» Records for this exercise:
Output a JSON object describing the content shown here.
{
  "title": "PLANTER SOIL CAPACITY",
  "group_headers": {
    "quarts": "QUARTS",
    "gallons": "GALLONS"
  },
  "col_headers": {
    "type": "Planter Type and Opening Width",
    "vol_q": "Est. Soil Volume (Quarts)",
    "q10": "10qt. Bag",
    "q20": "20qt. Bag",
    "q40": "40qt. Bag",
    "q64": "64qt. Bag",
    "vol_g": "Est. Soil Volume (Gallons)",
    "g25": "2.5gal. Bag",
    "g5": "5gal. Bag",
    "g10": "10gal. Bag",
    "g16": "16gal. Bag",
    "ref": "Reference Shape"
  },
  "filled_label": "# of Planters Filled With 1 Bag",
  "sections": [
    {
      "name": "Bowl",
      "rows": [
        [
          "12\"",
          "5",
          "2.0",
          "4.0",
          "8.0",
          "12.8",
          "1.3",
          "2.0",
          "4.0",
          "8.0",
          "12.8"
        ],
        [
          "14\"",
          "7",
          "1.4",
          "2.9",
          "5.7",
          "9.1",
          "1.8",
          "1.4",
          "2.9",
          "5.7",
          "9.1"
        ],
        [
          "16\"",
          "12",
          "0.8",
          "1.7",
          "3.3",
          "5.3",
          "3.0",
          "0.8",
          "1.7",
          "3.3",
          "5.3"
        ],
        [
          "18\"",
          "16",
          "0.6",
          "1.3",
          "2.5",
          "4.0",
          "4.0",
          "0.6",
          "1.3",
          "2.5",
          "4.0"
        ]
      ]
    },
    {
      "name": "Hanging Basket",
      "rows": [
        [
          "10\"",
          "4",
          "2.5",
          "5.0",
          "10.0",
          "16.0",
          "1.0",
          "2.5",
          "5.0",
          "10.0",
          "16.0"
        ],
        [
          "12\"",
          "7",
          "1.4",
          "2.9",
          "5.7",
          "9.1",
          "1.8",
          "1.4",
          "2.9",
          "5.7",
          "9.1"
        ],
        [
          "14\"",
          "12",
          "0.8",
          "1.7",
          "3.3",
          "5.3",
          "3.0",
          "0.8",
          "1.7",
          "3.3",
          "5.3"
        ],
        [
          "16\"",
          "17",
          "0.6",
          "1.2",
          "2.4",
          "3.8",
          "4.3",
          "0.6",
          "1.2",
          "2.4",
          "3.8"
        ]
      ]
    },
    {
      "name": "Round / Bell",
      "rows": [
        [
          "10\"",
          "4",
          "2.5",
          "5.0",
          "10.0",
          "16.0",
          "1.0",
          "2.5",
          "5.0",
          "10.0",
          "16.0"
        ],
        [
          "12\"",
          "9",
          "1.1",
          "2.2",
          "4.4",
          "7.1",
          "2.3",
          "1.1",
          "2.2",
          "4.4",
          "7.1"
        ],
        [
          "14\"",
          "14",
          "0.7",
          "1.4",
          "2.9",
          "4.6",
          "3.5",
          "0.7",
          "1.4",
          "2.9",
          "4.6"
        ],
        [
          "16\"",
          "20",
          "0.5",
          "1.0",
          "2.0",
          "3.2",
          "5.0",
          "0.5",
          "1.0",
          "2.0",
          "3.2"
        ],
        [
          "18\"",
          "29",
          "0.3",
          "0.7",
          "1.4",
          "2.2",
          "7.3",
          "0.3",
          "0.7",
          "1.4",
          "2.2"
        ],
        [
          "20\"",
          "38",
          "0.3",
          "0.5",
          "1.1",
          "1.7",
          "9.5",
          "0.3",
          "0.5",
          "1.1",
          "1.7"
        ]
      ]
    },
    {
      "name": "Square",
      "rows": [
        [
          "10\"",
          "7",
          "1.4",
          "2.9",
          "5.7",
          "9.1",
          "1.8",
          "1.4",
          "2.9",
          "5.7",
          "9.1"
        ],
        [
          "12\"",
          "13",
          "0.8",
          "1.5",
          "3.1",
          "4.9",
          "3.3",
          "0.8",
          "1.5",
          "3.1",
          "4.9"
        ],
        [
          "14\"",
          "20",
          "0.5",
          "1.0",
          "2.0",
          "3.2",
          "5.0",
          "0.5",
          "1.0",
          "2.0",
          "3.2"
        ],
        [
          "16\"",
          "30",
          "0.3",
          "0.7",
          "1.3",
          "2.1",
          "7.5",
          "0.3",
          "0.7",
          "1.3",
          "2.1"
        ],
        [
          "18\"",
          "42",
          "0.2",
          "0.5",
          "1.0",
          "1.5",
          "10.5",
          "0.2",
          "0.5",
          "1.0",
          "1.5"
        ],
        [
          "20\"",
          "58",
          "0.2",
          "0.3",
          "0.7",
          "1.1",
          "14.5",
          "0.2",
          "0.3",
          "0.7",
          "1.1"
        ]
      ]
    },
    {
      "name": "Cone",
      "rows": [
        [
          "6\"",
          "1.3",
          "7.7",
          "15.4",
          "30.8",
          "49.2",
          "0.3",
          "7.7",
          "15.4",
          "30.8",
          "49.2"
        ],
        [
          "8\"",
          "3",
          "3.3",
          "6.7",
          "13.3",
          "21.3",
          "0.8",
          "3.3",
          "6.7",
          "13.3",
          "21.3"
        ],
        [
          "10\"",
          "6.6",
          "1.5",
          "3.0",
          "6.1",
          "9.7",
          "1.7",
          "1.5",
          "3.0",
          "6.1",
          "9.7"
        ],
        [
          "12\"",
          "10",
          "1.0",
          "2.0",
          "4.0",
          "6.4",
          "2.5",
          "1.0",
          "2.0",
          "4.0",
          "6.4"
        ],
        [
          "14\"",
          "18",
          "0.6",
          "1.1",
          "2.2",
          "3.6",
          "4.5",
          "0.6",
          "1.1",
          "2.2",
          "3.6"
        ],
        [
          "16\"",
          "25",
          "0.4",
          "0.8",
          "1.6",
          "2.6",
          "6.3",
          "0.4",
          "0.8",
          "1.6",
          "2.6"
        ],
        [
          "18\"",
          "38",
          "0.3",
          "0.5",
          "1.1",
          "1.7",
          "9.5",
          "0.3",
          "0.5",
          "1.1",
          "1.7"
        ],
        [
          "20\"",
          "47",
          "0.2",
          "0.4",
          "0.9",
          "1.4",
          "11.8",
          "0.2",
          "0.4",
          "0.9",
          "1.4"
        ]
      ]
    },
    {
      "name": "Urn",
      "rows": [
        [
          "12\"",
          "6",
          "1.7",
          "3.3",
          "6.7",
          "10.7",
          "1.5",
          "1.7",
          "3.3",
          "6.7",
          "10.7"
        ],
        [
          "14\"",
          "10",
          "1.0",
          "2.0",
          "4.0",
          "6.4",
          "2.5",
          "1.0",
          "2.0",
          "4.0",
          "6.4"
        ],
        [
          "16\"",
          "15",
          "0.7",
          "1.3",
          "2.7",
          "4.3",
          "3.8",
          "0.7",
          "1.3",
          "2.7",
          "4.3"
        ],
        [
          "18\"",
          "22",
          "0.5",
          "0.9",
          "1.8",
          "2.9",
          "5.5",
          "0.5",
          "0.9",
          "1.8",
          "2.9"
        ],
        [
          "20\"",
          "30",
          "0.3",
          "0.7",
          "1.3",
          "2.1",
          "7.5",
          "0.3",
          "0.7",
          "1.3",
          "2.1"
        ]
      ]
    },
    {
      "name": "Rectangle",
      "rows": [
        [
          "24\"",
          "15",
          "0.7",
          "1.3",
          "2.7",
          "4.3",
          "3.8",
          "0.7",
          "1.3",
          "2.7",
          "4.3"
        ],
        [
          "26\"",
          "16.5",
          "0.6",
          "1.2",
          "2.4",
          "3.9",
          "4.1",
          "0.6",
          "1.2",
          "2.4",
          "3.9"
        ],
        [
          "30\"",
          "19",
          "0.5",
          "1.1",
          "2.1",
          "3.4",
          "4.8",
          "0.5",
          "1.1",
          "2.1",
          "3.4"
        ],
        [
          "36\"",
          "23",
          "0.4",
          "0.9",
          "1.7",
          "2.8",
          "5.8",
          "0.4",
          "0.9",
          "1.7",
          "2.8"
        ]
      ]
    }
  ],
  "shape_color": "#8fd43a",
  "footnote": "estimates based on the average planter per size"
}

» Exercise prompt: Tally how many lines in the material above hold the word "name". Write only that number.

» Completed task: 7